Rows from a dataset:
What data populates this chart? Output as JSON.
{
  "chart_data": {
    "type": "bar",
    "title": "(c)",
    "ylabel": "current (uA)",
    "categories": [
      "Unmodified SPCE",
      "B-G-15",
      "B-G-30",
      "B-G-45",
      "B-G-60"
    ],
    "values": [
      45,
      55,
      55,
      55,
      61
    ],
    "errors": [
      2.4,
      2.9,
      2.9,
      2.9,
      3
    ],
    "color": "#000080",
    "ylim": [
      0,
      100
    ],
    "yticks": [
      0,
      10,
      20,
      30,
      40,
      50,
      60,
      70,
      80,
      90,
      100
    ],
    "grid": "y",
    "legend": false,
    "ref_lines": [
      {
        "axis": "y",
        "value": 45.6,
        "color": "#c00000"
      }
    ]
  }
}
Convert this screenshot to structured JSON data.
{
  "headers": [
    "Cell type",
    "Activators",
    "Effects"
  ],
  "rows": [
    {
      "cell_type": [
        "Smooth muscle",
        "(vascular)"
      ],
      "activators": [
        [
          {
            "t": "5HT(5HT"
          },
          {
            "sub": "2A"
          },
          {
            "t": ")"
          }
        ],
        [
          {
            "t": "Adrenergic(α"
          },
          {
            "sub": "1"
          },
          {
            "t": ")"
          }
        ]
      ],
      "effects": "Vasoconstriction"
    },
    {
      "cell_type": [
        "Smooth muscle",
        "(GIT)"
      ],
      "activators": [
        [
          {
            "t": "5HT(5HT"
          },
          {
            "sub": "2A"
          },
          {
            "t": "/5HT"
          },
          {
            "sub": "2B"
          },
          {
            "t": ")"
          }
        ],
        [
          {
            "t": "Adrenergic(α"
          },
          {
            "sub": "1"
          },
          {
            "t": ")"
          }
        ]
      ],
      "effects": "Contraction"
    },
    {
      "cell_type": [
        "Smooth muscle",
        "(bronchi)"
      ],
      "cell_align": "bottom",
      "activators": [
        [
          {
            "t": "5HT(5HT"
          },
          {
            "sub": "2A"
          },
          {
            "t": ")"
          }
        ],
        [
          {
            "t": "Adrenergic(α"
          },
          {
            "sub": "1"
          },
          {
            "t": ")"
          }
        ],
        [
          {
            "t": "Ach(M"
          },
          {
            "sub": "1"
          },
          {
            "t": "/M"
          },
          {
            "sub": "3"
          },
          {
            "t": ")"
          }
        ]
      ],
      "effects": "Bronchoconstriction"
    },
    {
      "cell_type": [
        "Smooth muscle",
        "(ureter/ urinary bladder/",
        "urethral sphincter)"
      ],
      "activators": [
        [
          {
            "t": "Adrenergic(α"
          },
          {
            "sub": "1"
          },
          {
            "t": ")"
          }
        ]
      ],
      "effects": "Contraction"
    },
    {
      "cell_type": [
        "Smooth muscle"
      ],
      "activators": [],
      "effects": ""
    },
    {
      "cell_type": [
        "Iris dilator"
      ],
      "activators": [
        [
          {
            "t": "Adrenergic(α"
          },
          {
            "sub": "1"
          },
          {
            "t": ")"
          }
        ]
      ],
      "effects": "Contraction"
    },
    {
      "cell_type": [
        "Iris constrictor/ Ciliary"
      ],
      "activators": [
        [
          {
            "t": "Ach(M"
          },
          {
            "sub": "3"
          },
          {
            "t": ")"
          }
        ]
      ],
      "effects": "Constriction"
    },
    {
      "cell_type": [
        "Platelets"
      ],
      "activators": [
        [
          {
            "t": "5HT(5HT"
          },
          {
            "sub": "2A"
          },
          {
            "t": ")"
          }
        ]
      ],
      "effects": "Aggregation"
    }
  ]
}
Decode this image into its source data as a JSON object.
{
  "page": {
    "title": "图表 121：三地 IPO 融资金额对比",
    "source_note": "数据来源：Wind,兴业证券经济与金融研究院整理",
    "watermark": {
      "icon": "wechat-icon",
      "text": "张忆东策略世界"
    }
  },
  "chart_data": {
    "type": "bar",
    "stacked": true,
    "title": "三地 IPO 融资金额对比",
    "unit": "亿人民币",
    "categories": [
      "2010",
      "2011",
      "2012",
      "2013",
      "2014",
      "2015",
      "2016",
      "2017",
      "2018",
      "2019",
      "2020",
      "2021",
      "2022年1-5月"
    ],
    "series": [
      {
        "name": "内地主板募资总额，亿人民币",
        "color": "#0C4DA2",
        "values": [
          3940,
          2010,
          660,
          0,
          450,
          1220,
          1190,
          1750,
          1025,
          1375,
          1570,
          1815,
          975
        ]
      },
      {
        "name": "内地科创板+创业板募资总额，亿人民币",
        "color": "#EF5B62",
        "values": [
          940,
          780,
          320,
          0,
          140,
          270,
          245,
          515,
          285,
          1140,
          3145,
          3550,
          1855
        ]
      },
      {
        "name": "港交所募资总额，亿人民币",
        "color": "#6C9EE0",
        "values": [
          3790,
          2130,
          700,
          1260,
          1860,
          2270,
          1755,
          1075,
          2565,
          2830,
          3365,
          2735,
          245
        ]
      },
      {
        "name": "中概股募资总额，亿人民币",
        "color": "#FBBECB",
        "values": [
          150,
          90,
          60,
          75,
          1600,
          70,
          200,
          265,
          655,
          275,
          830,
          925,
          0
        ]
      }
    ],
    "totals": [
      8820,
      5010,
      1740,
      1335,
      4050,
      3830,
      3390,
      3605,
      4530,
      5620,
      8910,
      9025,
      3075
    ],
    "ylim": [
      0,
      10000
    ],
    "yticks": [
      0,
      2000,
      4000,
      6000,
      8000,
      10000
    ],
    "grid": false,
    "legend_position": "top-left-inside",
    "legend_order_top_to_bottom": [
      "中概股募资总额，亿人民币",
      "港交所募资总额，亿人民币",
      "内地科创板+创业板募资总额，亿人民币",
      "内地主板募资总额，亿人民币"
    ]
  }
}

* Goal
Show all lines above holding "内地科创板".

* Solution to this problem
        "name": "内地科创板+创业板募资总额，亿人民币",
      "内地科创板+创业板募资总额，亿人民币",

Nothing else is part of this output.